:: Reading passage ::
Contents:
Everyone has opinions about coding style. This document contains some high-level advice. It doesn't go into minutiae like how many spaces per indentation level or whether curly braces belong on the same line as a conditional or on their own line. Details like that don't matter, so long as they are consistent. (If they are inconsistent, then the code becomes much harder to read!) Rather, this document focuses on more important issues.
Many other coding convention documents are available. Even more valuable are descriptions of good ways to design and write code. For Java programmers, I highly recommend Josh Bloch's book Effective Java.
When you add a new procedure to a file, don't just type it wherever your cursor happens to be. Instead, place related procedures together. It is often helpful to put a block comment (e.g., starting with a row of 75 asterisks, or whatever style you use, so long as you are consistent) at the beginning of each group of related procedures. Such block comments divide the file into sections that are readily apparent to readers.
In general, put public methods before private ones in your files. Organize your file with helper methods (whether public or private) after the main entry points. This permits readers to read your code top-down, which is more comprehensible: the purpose of each piece of code, and how it fits into the whole, is obvious. A reader can forward-reference to just the specification, not the whole implementation, of a helper method. This doesn't mean you necessarily have to write your in a code top-down order, but do organize it that way for readers.
Every code file that you write (Java classes, Perl scripts, etc.) needs to have a comment at the top explaining exactly what it does and, if applicable, how to run it. Otherwise it will be a mystery to others — and perhaps to you when you return to it. In some cases one or two sentences will do; in many other cases, the description needs to be more complete. Every non-trivial procedure should also contain a brief comment saying what it does. In the case of Java, there should be valid Javadoc comments for every method (both public and private). Each parameter should be described as well unless they are completely obvious. Don't add useless comments that just repeat the name of the parameter and its type, or in which the @returns clause is essentially identical to the procedure summary. Comments should enlighten, not merely repeat.
:::
* Set of tasks *
A. Condense the paragraph of the coding style document that begins "When you add a new procedure" into a short bulleted list that keeps its main points.
B. Rewrite the part of the coding style document starting at "Many other coding" and ending at "book Effective Java.", with "highly recommend" changed to "strongly suggest".
The lines after this point aren't needed.
:: Provided material ::
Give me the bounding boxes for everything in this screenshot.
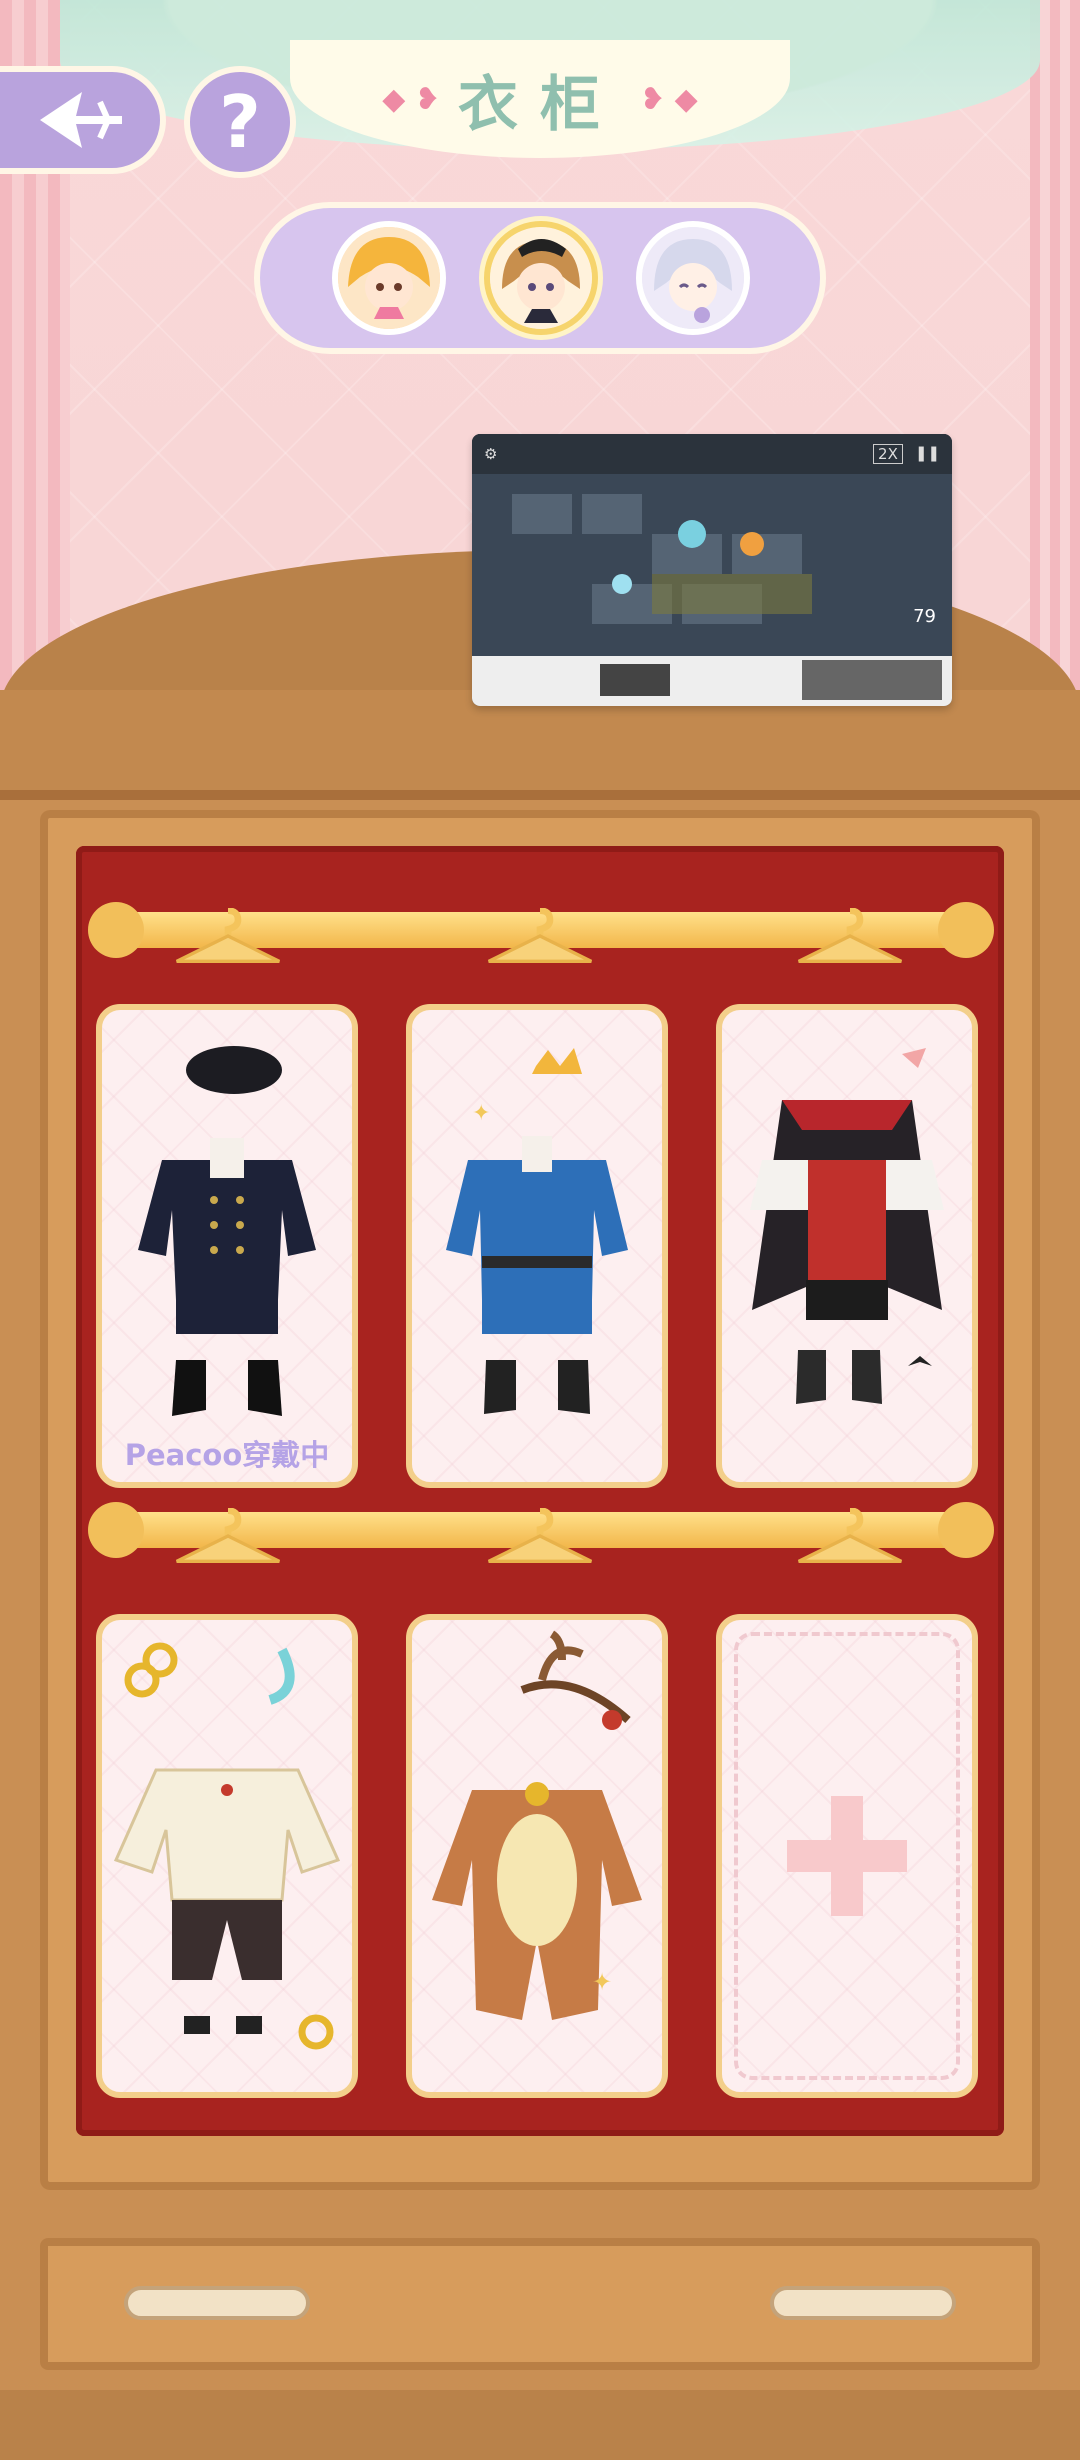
:::
* Exercise results *
A.
- Don't put a new procedure wherever the cursor happens to be. Place related procedures together.
- Begin each group of related procedures with a block comment, such as a row of 75 asterisks or any other style used consistently.
- These block comments divide the file into sections that readers can easily see.

B.
Many other coding convention documents are available. Even more valuable are descriptions of good ways to design and write code. For Java programmers, I strongly suggest Josh Bloch's book Effective Java.